- **WRITTEN EXERCISE**:
Output the full listing below exactly as it reads, and skip anything that is a picture.

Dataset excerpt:
----------
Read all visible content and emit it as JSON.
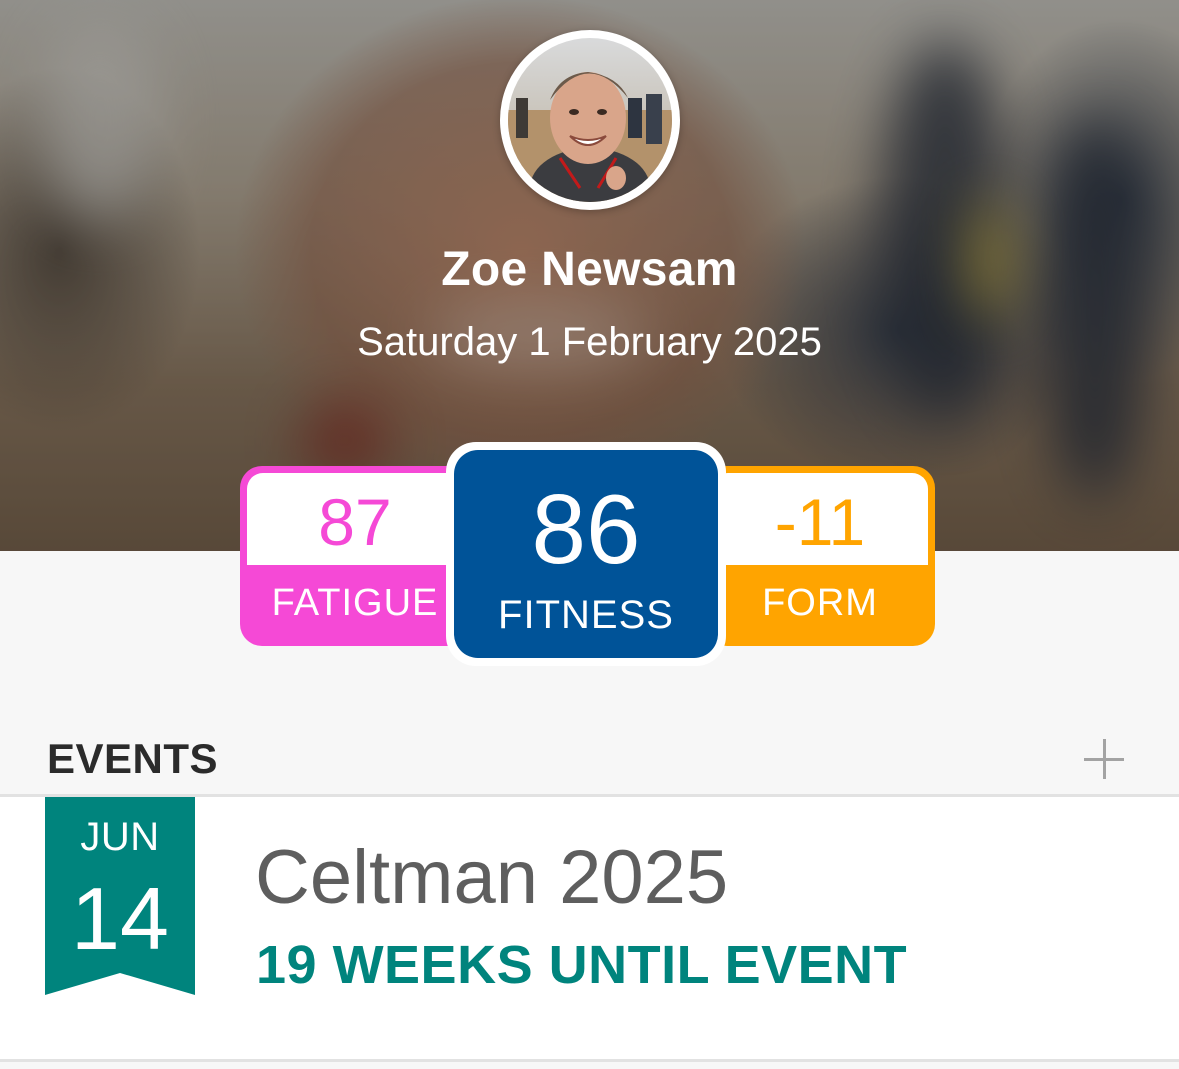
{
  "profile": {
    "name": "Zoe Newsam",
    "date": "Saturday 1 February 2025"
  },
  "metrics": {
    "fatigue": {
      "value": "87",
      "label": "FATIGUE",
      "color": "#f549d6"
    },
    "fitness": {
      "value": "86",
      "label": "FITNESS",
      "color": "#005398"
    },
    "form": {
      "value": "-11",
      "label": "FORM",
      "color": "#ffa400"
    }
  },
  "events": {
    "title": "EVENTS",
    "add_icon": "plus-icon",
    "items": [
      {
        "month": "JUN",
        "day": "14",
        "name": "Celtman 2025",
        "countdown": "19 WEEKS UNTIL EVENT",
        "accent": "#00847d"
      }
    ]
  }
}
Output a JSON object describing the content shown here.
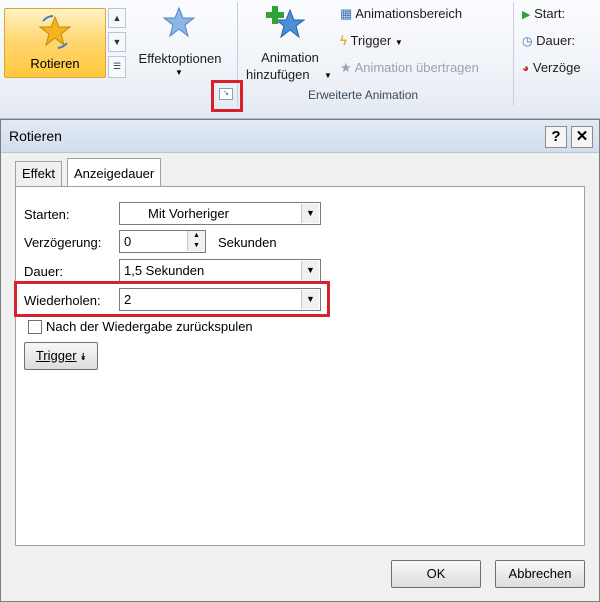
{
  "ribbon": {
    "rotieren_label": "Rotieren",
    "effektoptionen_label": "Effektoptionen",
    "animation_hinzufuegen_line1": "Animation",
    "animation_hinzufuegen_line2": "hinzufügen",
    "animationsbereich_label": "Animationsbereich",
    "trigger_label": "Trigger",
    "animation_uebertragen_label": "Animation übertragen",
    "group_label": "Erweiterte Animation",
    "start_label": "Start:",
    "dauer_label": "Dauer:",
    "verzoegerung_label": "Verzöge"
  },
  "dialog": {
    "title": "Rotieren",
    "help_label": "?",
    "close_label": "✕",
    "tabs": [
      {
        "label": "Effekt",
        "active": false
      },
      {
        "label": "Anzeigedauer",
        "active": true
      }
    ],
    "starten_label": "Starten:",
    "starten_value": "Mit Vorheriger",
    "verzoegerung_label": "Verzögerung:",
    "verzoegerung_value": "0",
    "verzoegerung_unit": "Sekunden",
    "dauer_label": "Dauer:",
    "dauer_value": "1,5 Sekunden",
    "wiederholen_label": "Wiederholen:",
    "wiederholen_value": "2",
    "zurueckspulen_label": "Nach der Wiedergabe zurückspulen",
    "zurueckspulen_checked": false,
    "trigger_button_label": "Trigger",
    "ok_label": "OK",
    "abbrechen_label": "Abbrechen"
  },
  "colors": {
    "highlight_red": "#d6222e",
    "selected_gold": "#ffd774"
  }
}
----------
- **COMPLETE ANSWER**:
Read all visible content and emit it as JSON.
{
  "profile": {
    "name": "Zoe Newsam",
    "date": "Saturday 1 February 2025"
  },
  "metrics": {
    "fatigue": {
      "value": "87",
      "label": "FATIGUE",
      "color": "#f549d6"
    },
    "fitness": {
      "value": "86",
      "label": "FITNESS",
      "color": "#005398"
    },
    "form": {
      "value": "-11",
      "label": "FORM",
      "color": "#ffa400"
    }
  },
  "events": {
    "title": "EVENTS",
    "add_icon": "plus-icon",
    "items": [
      {
        "month": "JUN",
        "day": "14",
        "name": "Celtman 2025",
        "countdown": "19 WEEKS UNTIL EVENT",
        "accent": "#00847d"
      }
    ]
  }
}
Output a JSON object describing the content shown here.
{
  "ribbon": {
    "rotieren_label": "Rotieren",
    "effektoptionen_label": "Effektoptionen",
    "animation_hinzufuegen_line1": "Animation",
    "animation_hinzufuegen_line2": "hinzufügen",
    "animationsbereich_label": "Animationsbereich",
    "trigger_label": "Trigger",
    "animation_uebertragen_label": "Animation übertragen",
    "group_label": "Erweiterte Animation",
    "start_label": "Start:",
    "dauer_label": "Dauer:",
    "verzoegerung_label": "Verzöge"
  },
  "dialog": {
    "title": "Rotieren",
    "help_label": "?",
    "close_label": "✕",
    "tabs": [
      {
        "label": "Effekt",
        "active": false
      },
      {
        "label": "Anzeigedauer",
        "active": true
      }
    ],
    "starten_label": "Starten:",
    "starten_value": "Mit Vorheriger",
    "verzoegerung_label": "Verzögerung:",
    "verzoegerung_value": "0",
    "verzoegerung_unit": "Sekunden",
    "dauer_label": "Dauer:",
    "dauer_value": "1,5 Sekunden",
    "wiederholen_label": "Wiederholen:",
    "wiederholen_value": "2",
    "zurueckspulen_label": "Nach der Wiedergabe zurückspulen",
    "zurueckspulen_checked": false,
    "trigger_button_label": "Trigger",
    "ok_label": "OK",
    "abbrechen_label": "Abbrechen"
  },
  "colors": {
    "highlight_red": "#d6222e",
    "selected_gold": "#ffd774"
  }
}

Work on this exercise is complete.